--- Start Raw records ---

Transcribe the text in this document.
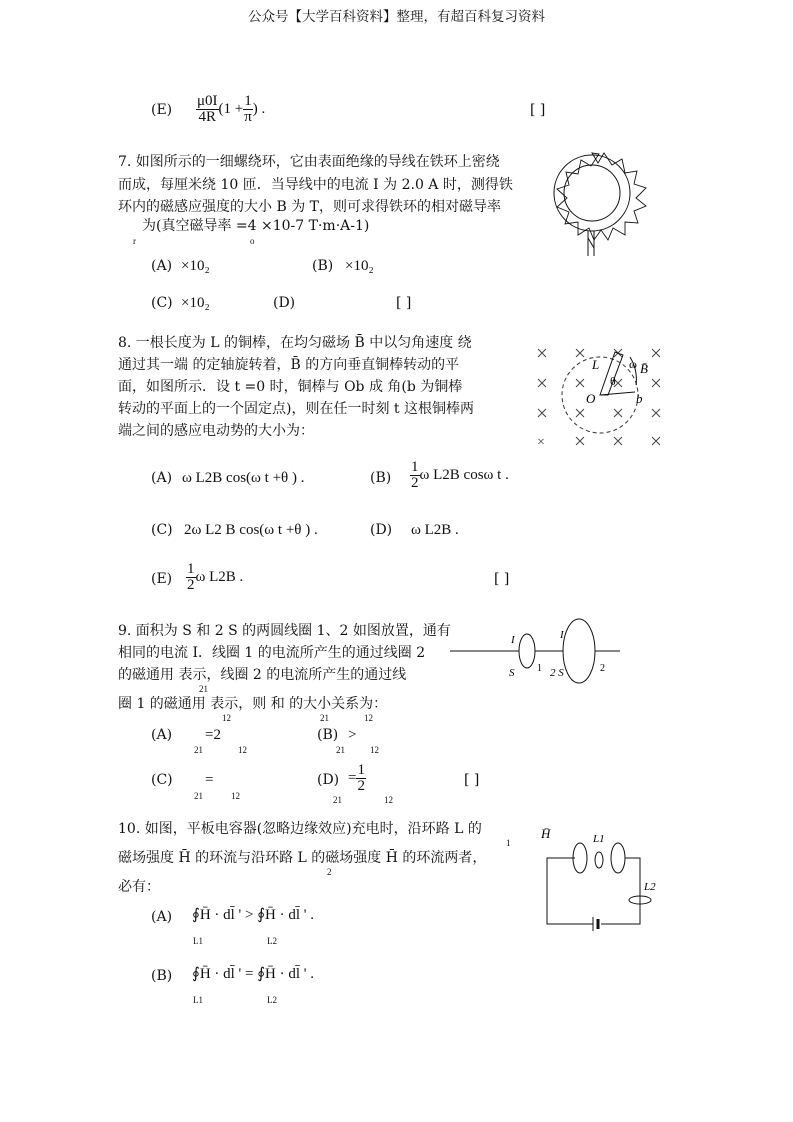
公众号【大学百科资料】整理，有超百科复习资料
$(E) \frac{\mu 0I}{4R} (1 + \frac{1}{\pi}$ ) .	[ ]
7. 如图所示的一细螺绕环，它由表面绝缘的导线在铁环上密绕
而成，每厘米绕 10 匝．当导线中的电流 I 为 2.0 A 时，测得铁
环内的磁感应强度的大小 B 为 T，则可求得铁环的相对磁导率
为(真空磁导率 =4 ×10-7 T·m·A-1)
r	o
(A) ×10₂	(B) ×10₂
(C) ×10₂	(D)	[ ]
8. 一根长度为 L 的铜棒，在均匀磁场 B̄ 中以匀角速度 绕
通过其一端 的定轴旋转着，B̄ 的方向垂直铜棒转动的平
面，如图所示．设 t =0 时，铜棒与 Ob 成 角(b 为铜棒
转动的平面上的一个固定点)，则在任一时刻 t 这根铜棒两
端之间的感应电动势的大小为：
(A) ω L2B cos(ω t +θ ) .	$(B) \frac{1}{2}$ ω L2B cosω t .
(C) 2ω L2 B cos(ω t +θ ) .	(D) ω L2B .
$(E) \frac{1}{2}$ ω L2B .	[ ]
×
L
θ
O	b
ω B̄
9. 面积为 S 和 2 S 的两圆线圈 1、2 如图放置，通有
相同的电流 I．线圈 1 的电流所产生的通过线圈 2
的磁通用 表示，线圈 2 的电流所产生的通过线
圈 1 的磁通用 表示，则 和 的大小关系为：
21
12	21	12
(A)
21
=2
12
(B)
21
>
12
(C)
21
=
12
(D)
21
= $\frac{1}{2}$
12
[ ]
I	I
S 1 2 S	2
10. 如图，平板电容器(忽略边缘效应)充电时，沿环路 L 的
磁场强度 H̄ 的环流与沿环路 L 的磁场强度 H̄ 的环流两者，
必有：
1
2
(A) ∮H̄ · dl̄ ' > ∮H̄ · dl̄ ' .
L1	L2
(B) ∮H̄ · dl̄ ' = ∮H̄ · dl̄ ' .
L1	L2
H̄	L1
L2
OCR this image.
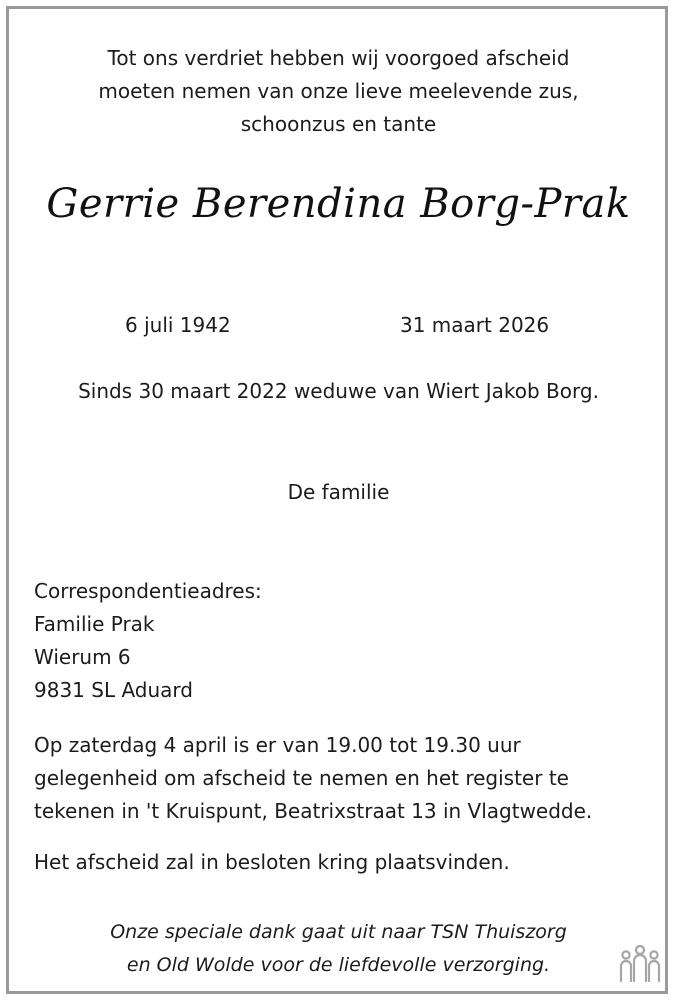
Tot ons verdriet hebben wij voorgoed afscheid
moeten nemen van onze lieve meelevende zus,
schoonzus en tante
Gerrie Berendina Borg-Prak
6 juli 1942	31 maart 2026
Sinds 30 maart 2022 weduwe van Wiert Jakob Borg.
De familie
Correspondentieadres:
Familie Prak
Wierum 6
9831 SL Aduard
Op zaterdag 4 april is er van 19.00 tot 19.30 uur
gelegenheid om afscheid te nemen en het register te
tekenen in 't Kruispunt, Beatrixstraat 13 in Vlagtwedde.
Het afscheid zal in besloten kring plaatsvinden.
Onze speciale dank gaat uit naar TSN Thuiszorg
en Old Wolde voor de liefdevolle verzorging.
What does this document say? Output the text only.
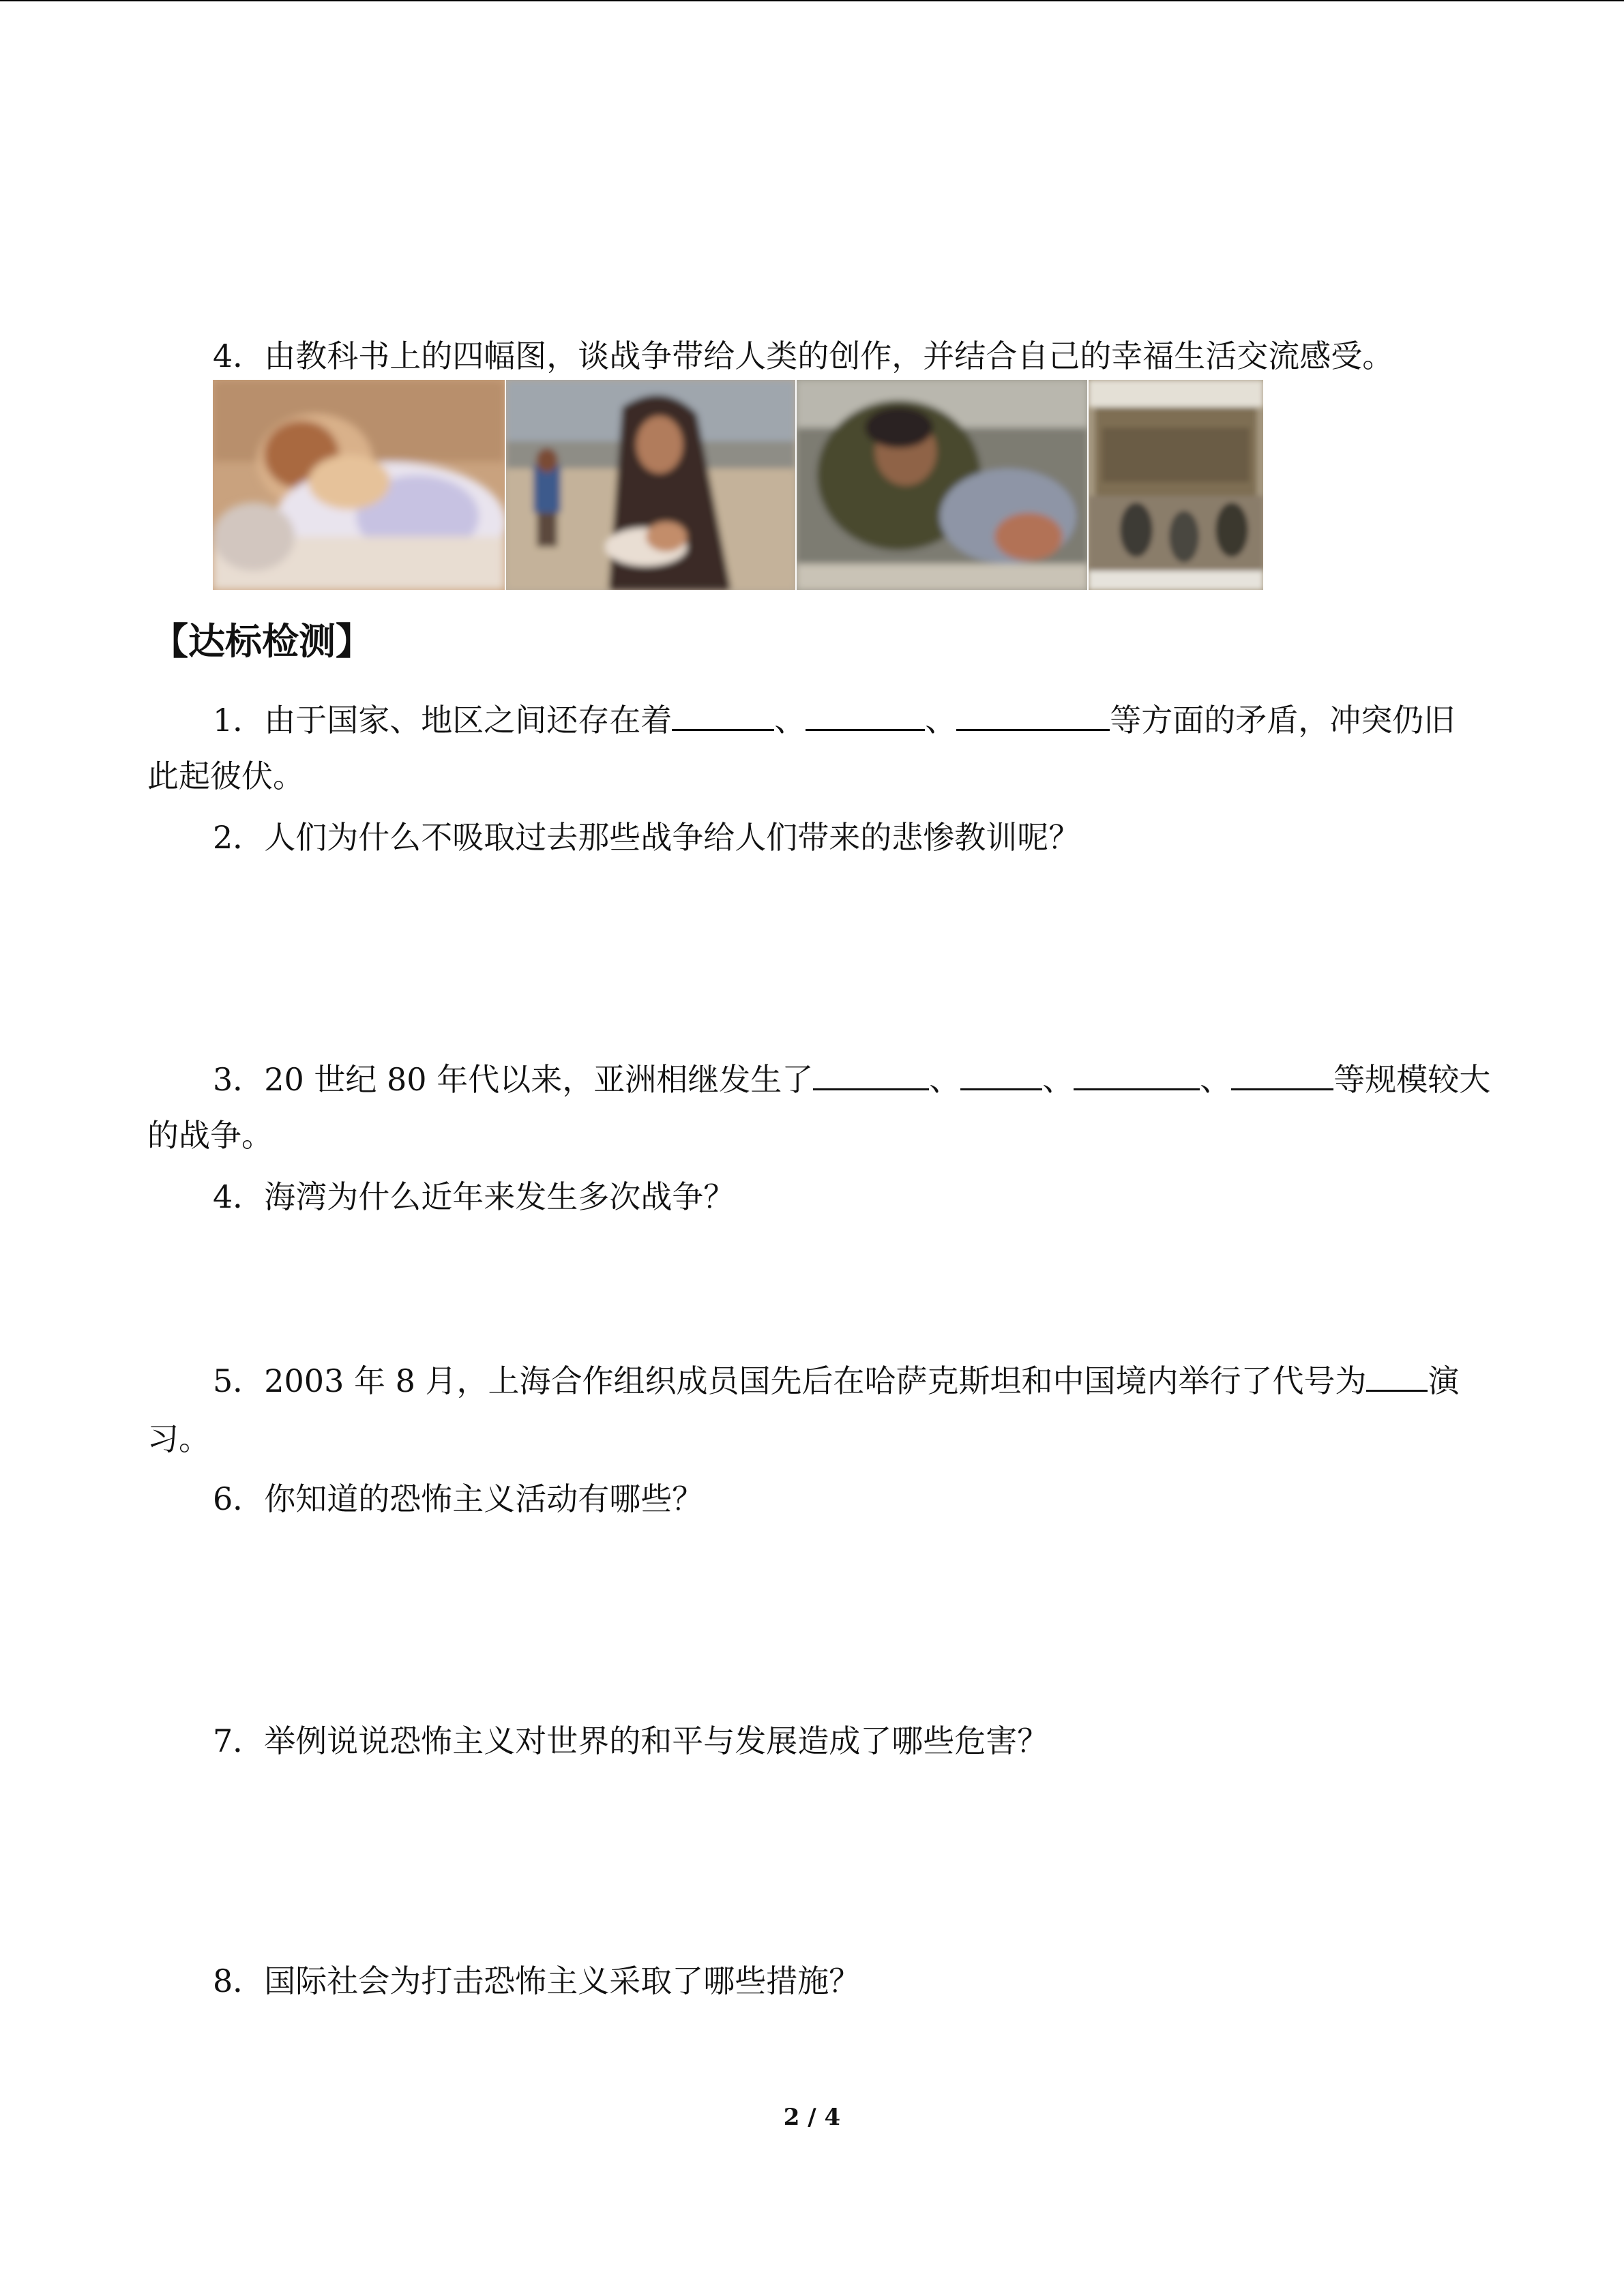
4．由教科书上的四幅图，谈战争带给人类的创作，并结合自己的幸福生活交流感受。
【达标检测】
1．由于国家、地区之间还存在着	、	、	等方面的矛盾，冲突仍旧
此起彼伏。
2．人们为什么不吸取过去那些战争给人们带来的悲惨教训呢？
3．20 世纪 80 年代以来，亚洲相继发生了	、	、	、	等规模较大
的战争。
4．海湾为什么近年来发生多次战争？
5．2003 年 8 月，上海合作组织成员国先后在哈萨克斯坦和中国境内举行了代号为 演
习。
6．你知道的恐怖主义活动有哪些？
7．举例说说恐怖主义对世界的和平与发展造成了哪些危害？
8．国际社会为打击恐怖主义采取了哪些措施？
2 / 4
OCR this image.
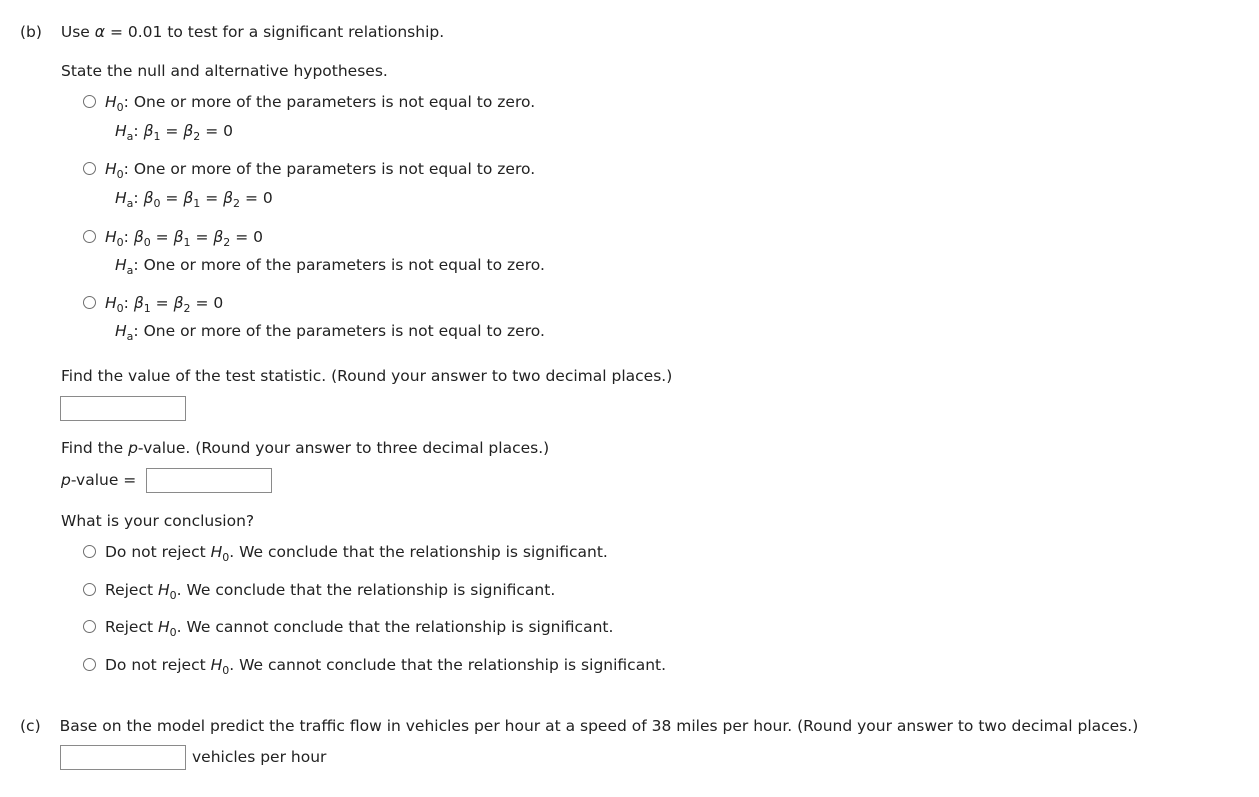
(b) Use α = 0.01 to test for a significant relationship.
State the null and alternative hypotheses.
$H_0$: One or more of the parameters is not equal to zero.
$H_a$: $\beta_1 = \beta_2 = 0$
$H_0$: One or more of the parameters is not equal to zero.
$H_a$: $\beta_0 = \beta_1 = \beta_2 = 0$
$H_0$: $\beta_0 = \beta_1 = \beta_2 = 0$
$H_a$: One or more of the parameters is not equal to zero.
$H_0$: $\beta_1 = \beta_2 = 0$
$H_a$: One or more of the parameters is not equal to zero.
Find the value of the test statistic. (Round your answer to two decimal places.)
Find the p-value. (Round your answer to three decimal places.)
p-value =
What is your conclusion?
Do not reject $H_0$. We conclude that the relationship is significant.
Reject $H_0$. We conclude that the relationship is significant.
Reject $H_0$. We cannot conclude that the relationship is significant.
Do not reject $H_0$. We cannot conclude that the relationship is significant.
(c) Base on the model predict the traffic flow in vehicles per hour at a speed of 38 miles per hour. (Round your answer to two decimal places.)
vehicles per hour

--- End Raw records ---

Required work: Copy, from the material, each line that holds the string "vehicles".

Written solution:
(c) Base on the model predict the traffic flow in vehicles per hour at a speed of 38 miles per hour. (Round your answer to two decimal places.)
vehicles per hour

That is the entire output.